--- START ---
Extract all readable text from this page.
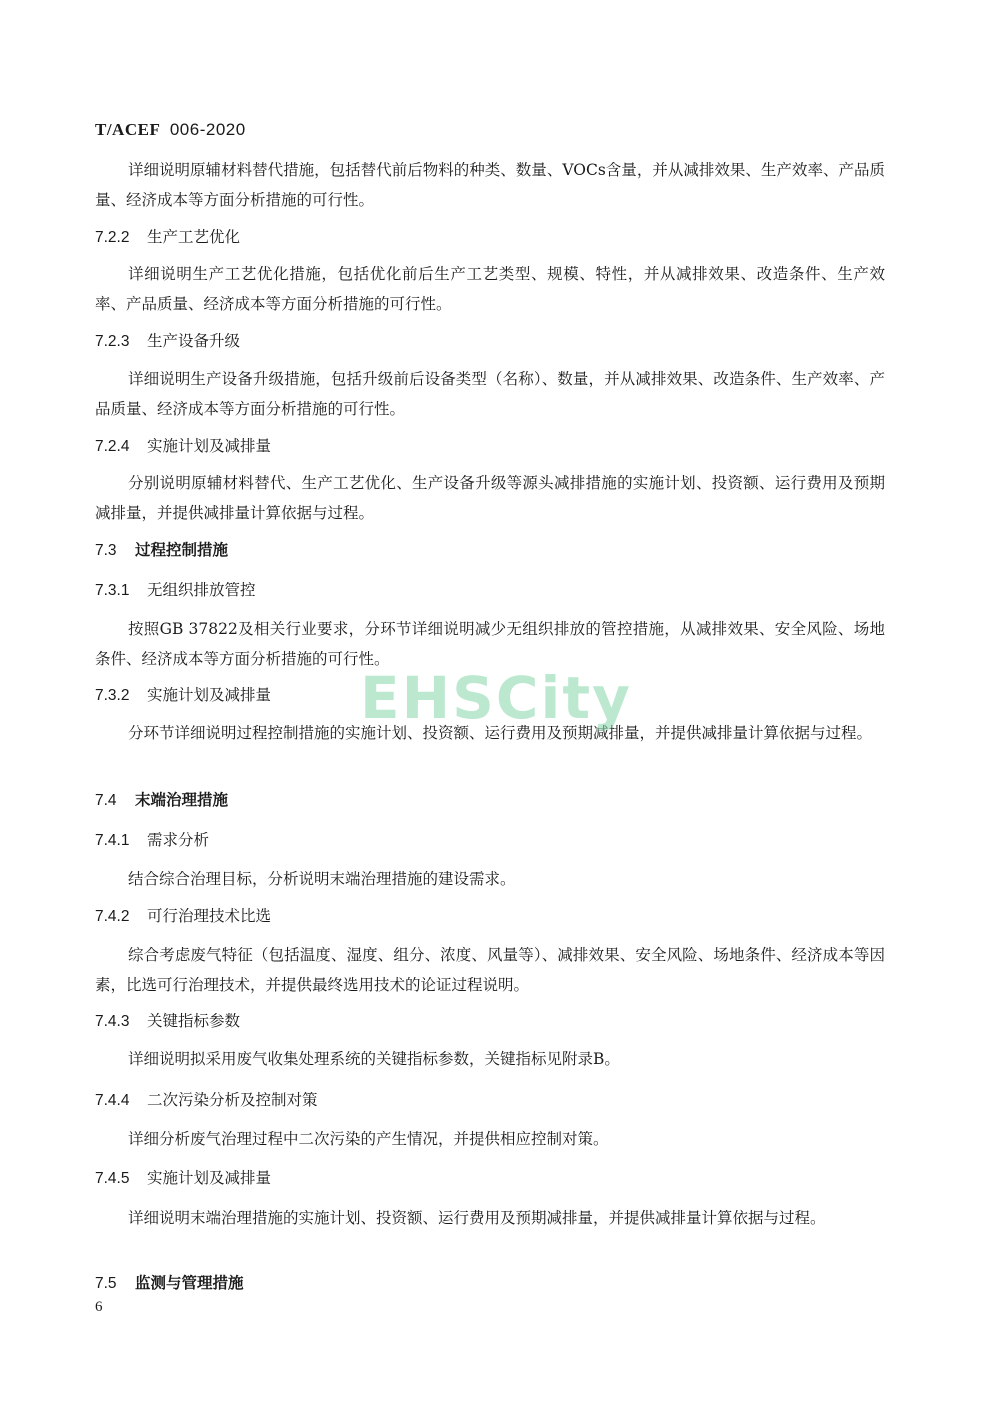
T/ACEF 006-2020

详细说明原辅材料替代措施，包括替代前后物料的种类、数量、VOCs含量，并从减排效果、生产效率、产品质量、经济成本等方面分析措施的可行性。

7.2.2 生产工艺优化

详细说明生产工艺优化措施，包括优化前后生产工艺类型、规模、特性，并从减排效果、改造条件、生产效率、产品质量、经济成本等方面分析措施的可行性。

7.2.3 生产设备升级

详细说明生产设备升级措施，包括升级前后设备类型（名称）、数量，并从减排效果、改造条件、生产效率、产品质量、经济成本等方面分析措施的可行性。

7.2.4 实施计划及减排量

分别说明原辅材料替代、生产工艺优化、生产设备升级等源头减排措施的实施计划、投资额、运行费用及预期减排量，并提供减排量计算依据与过程。

7.3 过程控制措施

7.3.1 无组织排放管控

按照GB 37822及相关行业要求，分环节详细说明减少无组织排放的管控措施，从减排效果、安全风险、场地条件、经济成本等方面分析措施的可行性。

7.3.2 实施计划及减排量

分环节详细说明过程控制措施的实施计划、投资额、运行费用及预期减排量，并提供减排量计算依据与过程。

7.4 末端治理措施

7.4.1 需求分析

结合综合治理目标，分析说明末端治理措施的建设需求。

7.4.2 可行治理技术比选

综合考虑废气特征（包括温度、湿度、组分、浓度、风量等）、减排效果、安全风险、场地条件、经济成本等因素，比选可行治理技术，并提供最终选用技术的论证过程说明。

7.4.3 关键指标参数

详细说明拟采用废气收集处理系统的关键指标参数，关键指标见附录B。

7.4.4 二次污染分析及控制对策

详细分析废气治理过程中二次污染的产生情况，并提供相应控制对策。

7.4.5 实施计划及减排量

详细说明末端治理措施的实施计划、投资额、运行费用及预期减排量，并提供减排量计算依据与过程。

7.5 监测与管理措施

6
EHSCity
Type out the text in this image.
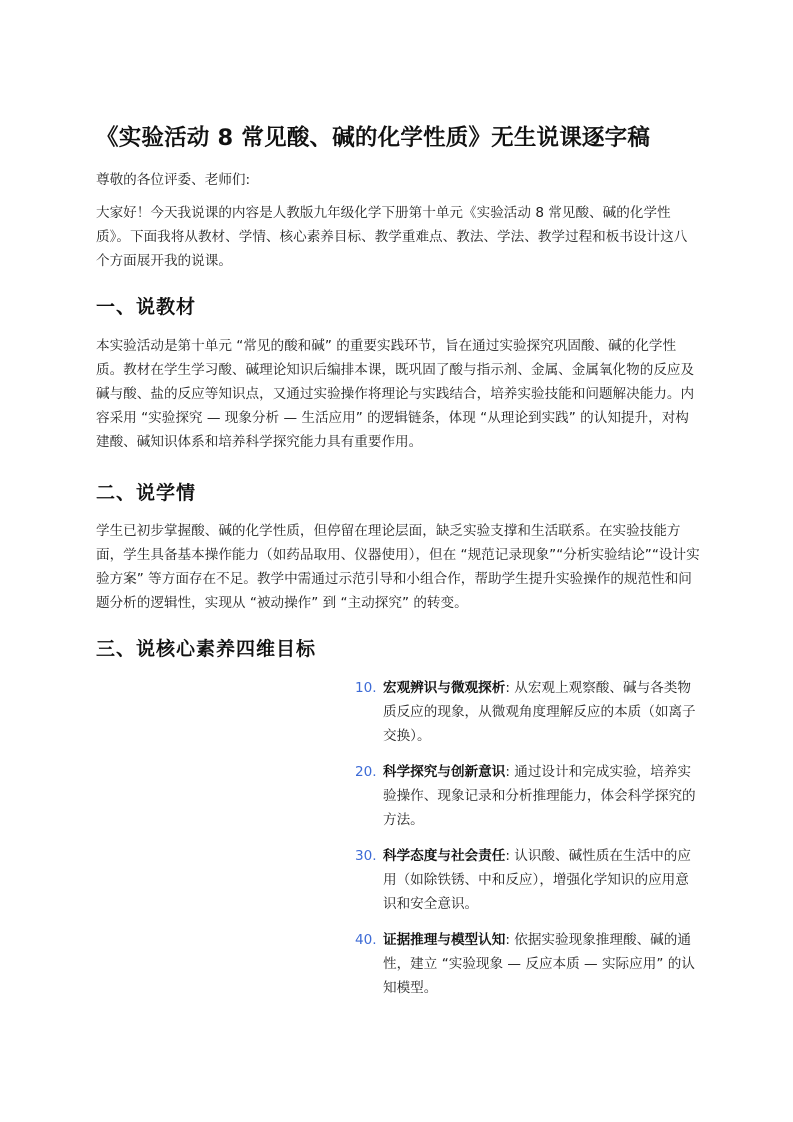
《实验活动 8 常见酸、碱的化学性质》无生说课逐字稿

尊敬的各位评委、老师们:

大家好！今天我说课的内容是人教版九年级化学下册第十单元《实验活动 8 常见酸、碱的化学性质》。下面我将从教材、学情、核心素养目标、教学重难点、教法、学法、教学过程和板书设计这八个方面展开我的说课。

一、说教材

本实验活动是第十单元 “常见的酸和碱” 的重要实践环节，旨在通过实验探究巩固酸、碱的化学性质。教材在学生学习酸、碱理论知识后编排本课，既巩固了酸与指示剂、金属、金属氧化物的反应及碱与酸、盐的反应等知识点，又通过实验操作将理论与实践结合，培养实验技能和问题解决能力。内容采用 “实验探究 — 现象分析 — 生活应用” 的逻辑链条，体现 “从理论到实践” 的认知提升，对构建酸、碱知识体系和培养科学探究能力具有重要作用。

二、说学情

学生已初步掌握酸、碱的化学性质，但停留在理论层面，缺乏实验支撑和生活联系。在实验技能方面，学生具备基本操作能力（如药品取用、仪器使用），但在 “规范记录现象”“分析实验结论”“设计实验方案” 等方面存在不足。教学中需通过示范引导和小组合作，帮助学生提升实验操作的规范性和问题分析的逻辑性，实现从 “被动操作” 到 “主动探究” 的转变。

三、说核心素养四维目标
10. 宏观辨识与微观探析: 从宏观上观察酸、碱与各类物质反应的现象，从微观角度理解反应的本质（如离子交换）。
20. 科学探究与创新意识: 通过设计和完成实验，培养实验操作、现象记录和分析推理能力，体会科学探究的方法。
30. 科学态度与社会责任: 认识酸、碱性质在生活中的应用（如除铁锈、中和反应），增强化学知识的应用意识和安全意识。
40. 证据推理与模型认知: 依据实验现象推理酸、碱的通性，建立 “实验现象 — 反应本质 — 实际应用” 的认知模型。
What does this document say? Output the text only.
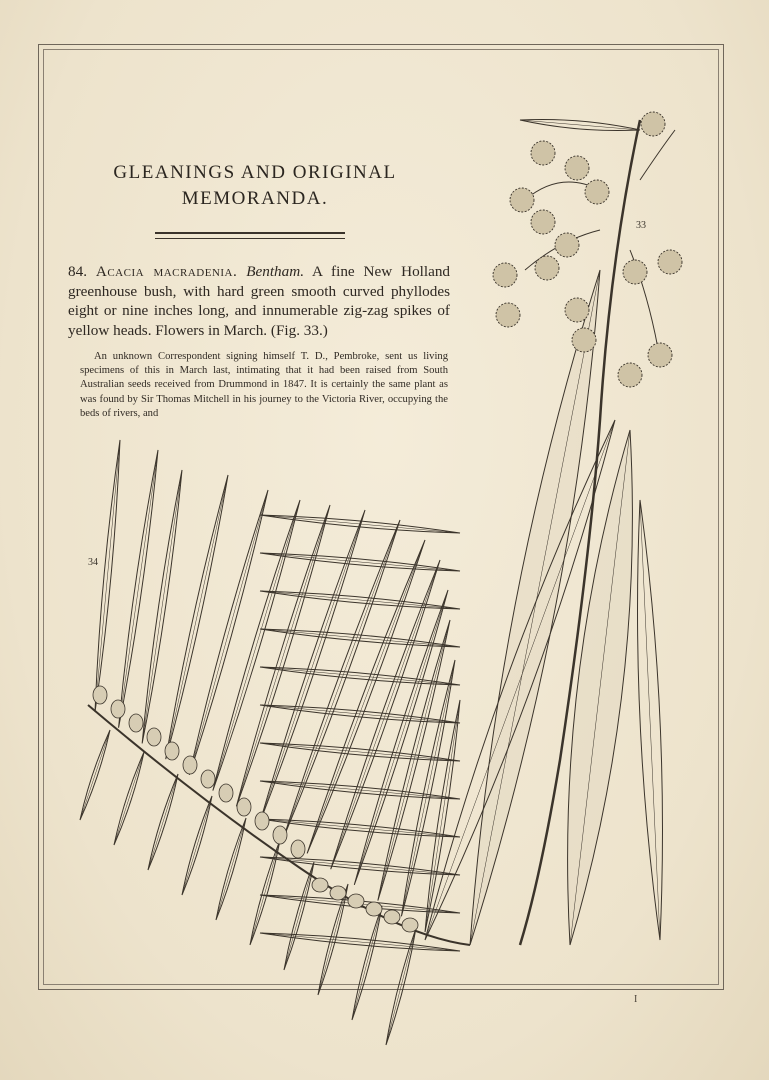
GLEANINGS AND ORIGINAL
MEMORANDA.
84. Acacia macradenia. Bentham. A fine New Holland greenhouse bush, with hard green smooth curved phyllodes eight or nine inches long, and innumerable zig-zag spikes of yellow heads. Flowers in March. (Fig. 33.)

An unknown Correspondent signing himself T. D., Pembroke, sent us living specimens of this in March last, intimating that it had been raised from South Australian seeds received from Drummond in 1847. It is certainly the same plant as was found by Sir Thomas Mitchell in his journey to the Victoria River, occupying the beds of rivers, and

33
34
I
--- END ---
Work to complete: Retype exactly the lines above, starting at the line containing "What does this" and ending with the last line, both included; leave out the pictures.

Output below:
What does this document say? Output the text only.
GLEANINGS AND ORIGINAL
MEMORANDA.
84. Acacia macradenia. Bentham. A fine New Holland greenhouse bush, with hard green smooth curved phyllodes eight or nine inches long, and innumerable zig-zag spikes of yellow heads. Flowers in March. (Fig. 33.)

An unknown Correspondent signing himself T. D., Pembroke, sent us living specimens of this in March last, intimating that it had been raised from South Australian seeds received from Drummond in 1847. It is certainly the same plant as was found by Sir Thomas Mitchell in his journey to the Victoria River, occupying the beds of rivers, and

33
34
I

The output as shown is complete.